> _BRIEF_
Find the string "into" in the data, then copy every line where it is found.

## START DATASET CONTENT

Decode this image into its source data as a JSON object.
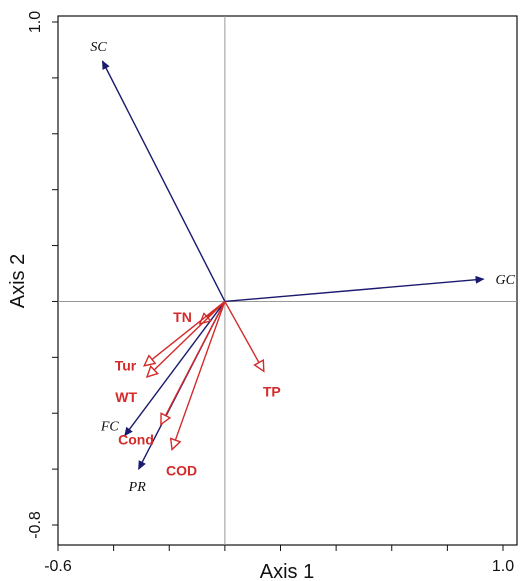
{
  "chart_data": {
    "type": "biplot",
    "xlabel": "Axis 1",
    "ylabel": "Axis 2",
    "xlim": [
      -0.6,
      1.0
    ],
    "ylim": [
      -0.8,
      1.0
    ],
    "x_tick_labels": [
      "-0.6",
      "1.0"
    ],
    "y_tick_labels": [
      "1.0",
      "-0.8"
    ],
    "grid": false,
    "origin_lines": true,
    "species": [
      {
        "label": "SC",
        "x": -0.44,
        "y": 0.86
      },
      {
        "label": "GC",
        "x": 0.93,
        "y": 0.08
      },
      {
        "label": "FC",
        "x": -0.36,
        "y": -0.48
      },
      {
        "label": "PR",
        "x": -0.31,
        "y": -0.6
      }
    ],
    "environment": [
      {
        "label": "TN",
        "x": -0.09,
        "y": -0.08
      },
      {
        "label": "TP",
        "x": 0.14,
        "y": -0.25
      },
      {
        "label": "Tur",
        "x": -0.29,
        "y": -0.23
      },
      {
        "label": "WT",
        "x": -0.28,
        "y": -0.27
      },
      {
        "label": "Cond",
        "x": -0.23,
        "y": -0.44
      },
      {
        "label": "COD",
        "x": -0.19,
        "y": -0.53
      }
    ],
    "colors": {
      "species": "#1a1a6e",
      "environment": "#d42a2a",
      "frame": "#111111",
      "origin_lines": "#999999"
    }
  }
}
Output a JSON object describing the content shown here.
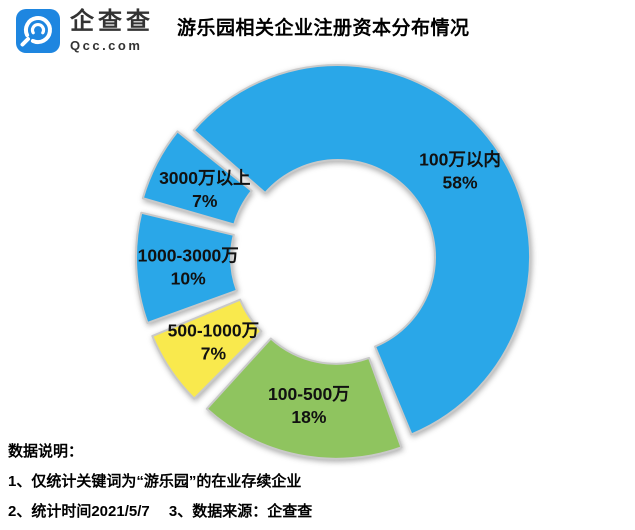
{
  "header": {
    "logo": {
      "brand": "企查查",
      "domain": "Qcc.com",
      "brand_color": "#1E86E0"
    },
    "title": "游乐园相关企业注册资本分布情况"
  },
  "chart_data": {
    "type": "pie",
    "subtype": "donut",
    "title": "游乐园相关企业注册资本分布情况",
    "unit": "%",
    "slices": [
      {
        "label": "100万以内",
        "value": 58,
        "color": "#2AA7E8",
        "explode": 0
      },
      {
        "label": "100-500万",
        "value": 18,
        "color": "#8FC45F",
        "explode": 10
      },
      {
        "label": "500-1000万",
        "value": 7,
        "color": "#F9E94D",
        "explode": 10
      },
      {
        "label": "1000-3000万",
        "value": 10,
        "color": "#2AA7E8",
        "explode": 10
      },
      {
        "label": "3000万以上",
        "value": 7,
        "color": "#2AA7E8",
        "explode": 12
      }
    ],
    "start_angle_deg": -50,
    "direction": "clockwise",
    "inner_radius_ratio": 0.505,
    "gap_deg": 2.6,
    "label_radius": 150,
    "labels_on_slices": true,
    "legend": "none",
    "edge_color": "#c9c9c9",
    "label_color": "#111111"
  },
  "footnotes": {
    "heading": "数据说明：",
    "lines": [
      "1、仅统计关键词为“游乐园”的在业存续企业",
      "2、统计时间2021/5/7　 3、数据来源：企查查"
    ]
  }
}
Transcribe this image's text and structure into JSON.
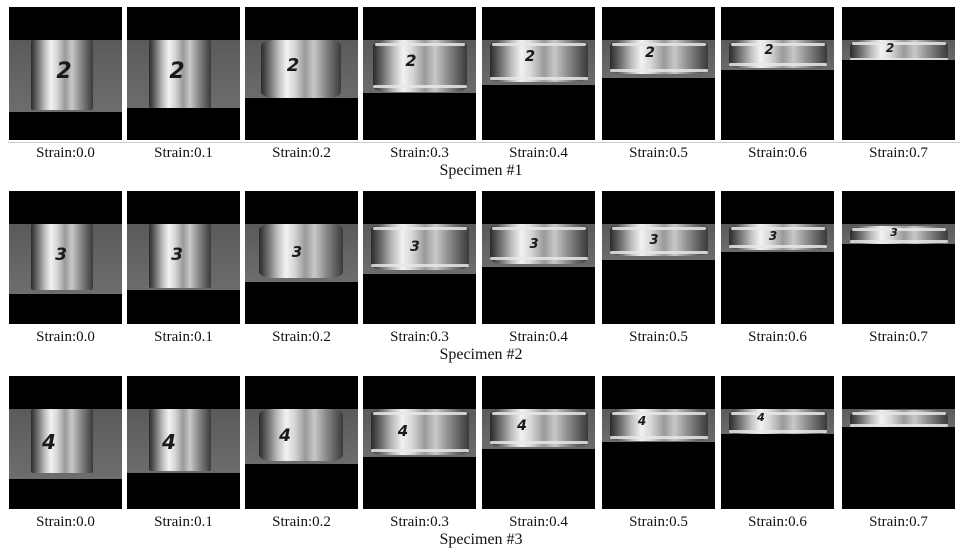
{
  "specimens": [
    {
      "title": "Specimen #1",
      "mark": "2",
      "frames": [
        {
          "caption": "Strain:0.0"
        },
        {
          "caption": "Strain:0.1"
        },
        {
          "caption": "Strain:0.2"
        },
        {
          "caption": "Strain:0.3"
        },
        {
          "caption": "Strain:0.4"
        },
        {
          "caption": "Strain:0.5"
        },
        {
          "caption": "Strain:0.6"
        },
        {
          "caption": "Strain:0.7"
        }
      ]
    },
    {
      "title": "Specimen #2",
      "mark": "3",
      "frames": [
        {
          "caption": "Strain:0.0"
        },
        {
          "caption": "Strain:0.1"
        },
        {
          "caption": "Strain:0.2"
        },
        {
          "caption": "Strain:0.3"
        },
        {
          "caption": "Strain:0.4"
        },
        {
          "caption": "Strain:0.5"
        },
        {
          "caption": "Strain:0.6"
        },
        {
          "caption": "Strain:0.7"
        }
      ]
    },
    {
      "title": "Specimen #3",
      "mark": "4",
      "frames": [
        {
          "caption": "Strain:0.0"
        },
        {
          "caption": "Strain:0.1"
        },
        {
          "caption": "Strain:0.2"
        },
        {
          "caption": "Strain:0.3"
        },
        {
          "caption": "Strain:0.4"
        },
        {
          "caption": "Strain:0.5"
        },
        {
          "caption": "Strain:0.6"
        },
        {
          "caption": "Strain:0.7"
        }
      ]
    }
  ]
}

## END DATASET CONTENT

> _EXERCISE RESPONSE_
Decode this image into its source data as a JSON object.
Transcribe this image's text and structure into JSON.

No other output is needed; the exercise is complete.